Problem »
Copy the data precisely, character for character, and leave out every picture.

────

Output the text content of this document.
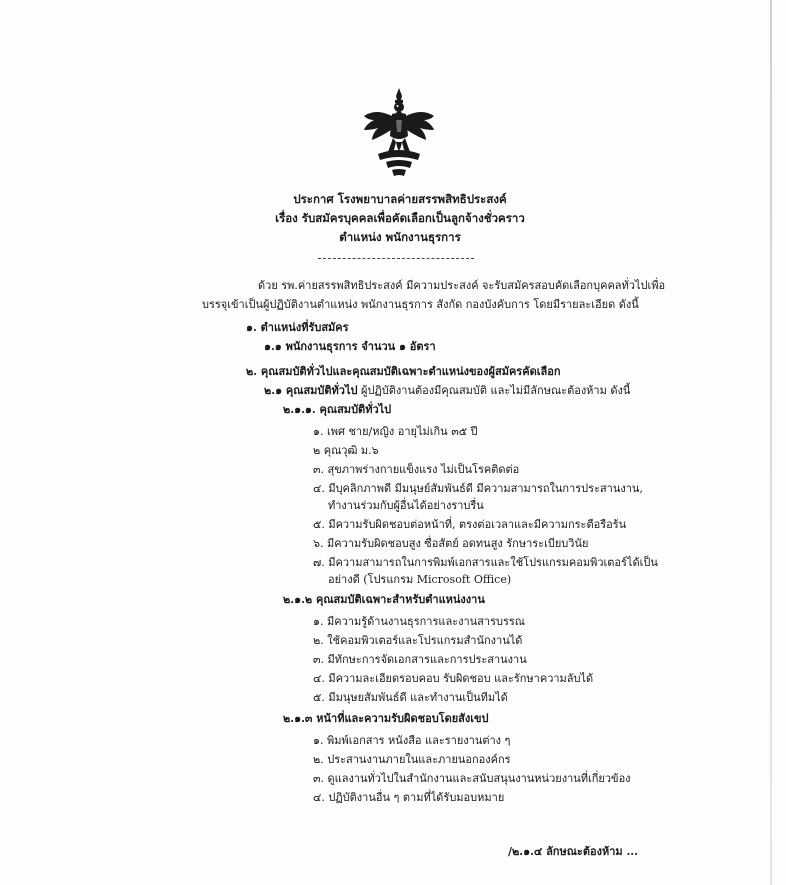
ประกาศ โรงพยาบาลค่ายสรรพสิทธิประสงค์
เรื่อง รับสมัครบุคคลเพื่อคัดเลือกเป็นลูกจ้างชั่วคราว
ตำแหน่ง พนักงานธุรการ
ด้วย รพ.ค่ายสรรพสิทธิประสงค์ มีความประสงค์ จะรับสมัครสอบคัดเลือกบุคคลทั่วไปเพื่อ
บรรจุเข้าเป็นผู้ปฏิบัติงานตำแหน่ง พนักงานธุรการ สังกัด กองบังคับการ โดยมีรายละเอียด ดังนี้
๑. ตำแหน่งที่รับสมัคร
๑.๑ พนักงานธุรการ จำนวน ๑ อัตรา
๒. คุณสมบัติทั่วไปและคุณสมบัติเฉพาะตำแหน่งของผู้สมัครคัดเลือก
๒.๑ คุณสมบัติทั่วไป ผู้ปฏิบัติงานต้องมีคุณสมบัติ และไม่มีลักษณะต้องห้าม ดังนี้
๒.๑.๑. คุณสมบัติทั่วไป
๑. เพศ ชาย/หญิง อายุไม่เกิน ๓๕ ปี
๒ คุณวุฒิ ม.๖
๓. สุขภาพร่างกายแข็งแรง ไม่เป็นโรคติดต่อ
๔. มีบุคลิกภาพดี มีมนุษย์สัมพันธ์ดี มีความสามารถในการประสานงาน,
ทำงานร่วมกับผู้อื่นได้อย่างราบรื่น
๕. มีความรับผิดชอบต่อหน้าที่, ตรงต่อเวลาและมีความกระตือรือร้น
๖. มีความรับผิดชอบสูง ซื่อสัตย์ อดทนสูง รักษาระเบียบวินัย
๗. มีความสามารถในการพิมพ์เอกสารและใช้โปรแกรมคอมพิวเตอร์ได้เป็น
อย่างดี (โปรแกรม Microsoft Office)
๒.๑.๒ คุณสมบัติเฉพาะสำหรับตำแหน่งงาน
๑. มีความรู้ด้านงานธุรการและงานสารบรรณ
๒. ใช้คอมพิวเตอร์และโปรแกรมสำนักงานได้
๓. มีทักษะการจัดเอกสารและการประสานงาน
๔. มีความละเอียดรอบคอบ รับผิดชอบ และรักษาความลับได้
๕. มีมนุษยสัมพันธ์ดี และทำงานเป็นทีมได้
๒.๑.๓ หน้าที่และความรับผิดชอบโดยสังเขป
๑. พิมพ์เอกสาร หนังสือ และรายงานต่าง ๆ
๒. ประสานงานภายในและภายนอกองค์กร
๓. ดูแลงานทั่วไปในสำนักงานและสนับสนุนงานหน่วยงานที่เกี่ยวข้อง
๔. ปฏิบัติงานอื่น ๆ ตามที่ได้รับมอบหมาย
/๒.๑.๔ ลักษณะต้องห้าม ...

────

Answer to the problem »
Output the text content of this document.
ประกาศ โรงพยาบาลค่ายสรรพสิทธิประสงค์
เรื่อง รับสมัครบุคคลเพื่อคัดเลือกเป็นลูกจ้างชั่วคราว
ตำแหน่ง พนักงานธุรการ
ด้วย รพ.ค่ายสรรพสิทธิประสงค์ มีความประสงค์ จะรับสมัครสอบคัดเลือกบุคคลทั่วไปเพื่อ
บรรจุเข้าเป็นผู้ปฏิบัติงานตำแหน่ง พนักงานธุรการ สังกัด กองบังคับการ โดยมีรายละเอียด ดังนี้
๑. ตำแหน่งที่รับสมัคร
๑.๑ พนักงานธุรการ จำนวน ๑ อัตรา
๒. คุณสมบัติทั่วไปและคุณสมบัติเฉพาะตำแหน่งของผู้สมัครคัดเลือก
๒.๑ คุณสมบัติทั่วไป ผู้ปฏิบัติงานต้องมีคุณสมบัติ และไม่มีลักษณะต้องห้าม ดังนี้
๒.๑.๑. คุณสมบัติทั่วไป
๑. เพศ ชาย/หญิง อายุไม่เกิน ๓๕ ปี
๒ คุณวุฒิ ม.๖
๓. สุขภาพร่างกายแข็งแรง ไม่เป็นโรคติดต่อ
๔. มีบุคลิกภาพดี มีมนุษย์สัมพันธ์ดี มีความสามารถในการประสานงาน,
ทำงานร่วมกับผู้อื่นได้อย่างราบรื่น
๕. มีความรับผิดชอบต่อหน้าที่, ตรงต่อเวลาและมีความกระตือรือร้น
๖. มีความรับผิดชอบสูง ซื่อสัตย์ อดทนสูง รักษาระเบียบวินัย
๗. มีความสามารถในการพิมพ์เอกสารและใช้โปรแกรมคอมพิวเตอร์ได้เป็น
อย่างดี (โปรแกรม Microsoft Office)
๒.๑.๒ คุณสมบัติเฉพาะสำหรับตำแหน่งงาน
๑. มีความรู้ด้านงานธุรการและงานสารบรรณ
๒. ใช้คอมพิวเตอร์และโปรแกรมสำนักงานได้
๓. มีทักษะการจัดเอกสารและการประสานงาน
๔. มีความละเอียดรอบคอบ รับผิดชอบ และรักษาความลับได้
๕. มีมนุษยสัมพันธ์ดี และทำงานเป็นทีมได้
๒.๑.๓ หน้าที่และความรับผิดชอบโดยสังเขป
๑. พิมพ์เอกสาร หนังสือ และรายงานต่าง ๆ
๒. ประสานงานภายในและภายนอกองค์กร
๓. ดูแลงานทั่วไปในสำนักงานและสนับสนุนงานหน่วยงานที่เกี่ยวข้อง
๔. ปฏิบัติงานอื่น ๆ ตามที่ได้รับมอบหมาย
/๒.๑.๔ ลักษณะต้องห้าม ...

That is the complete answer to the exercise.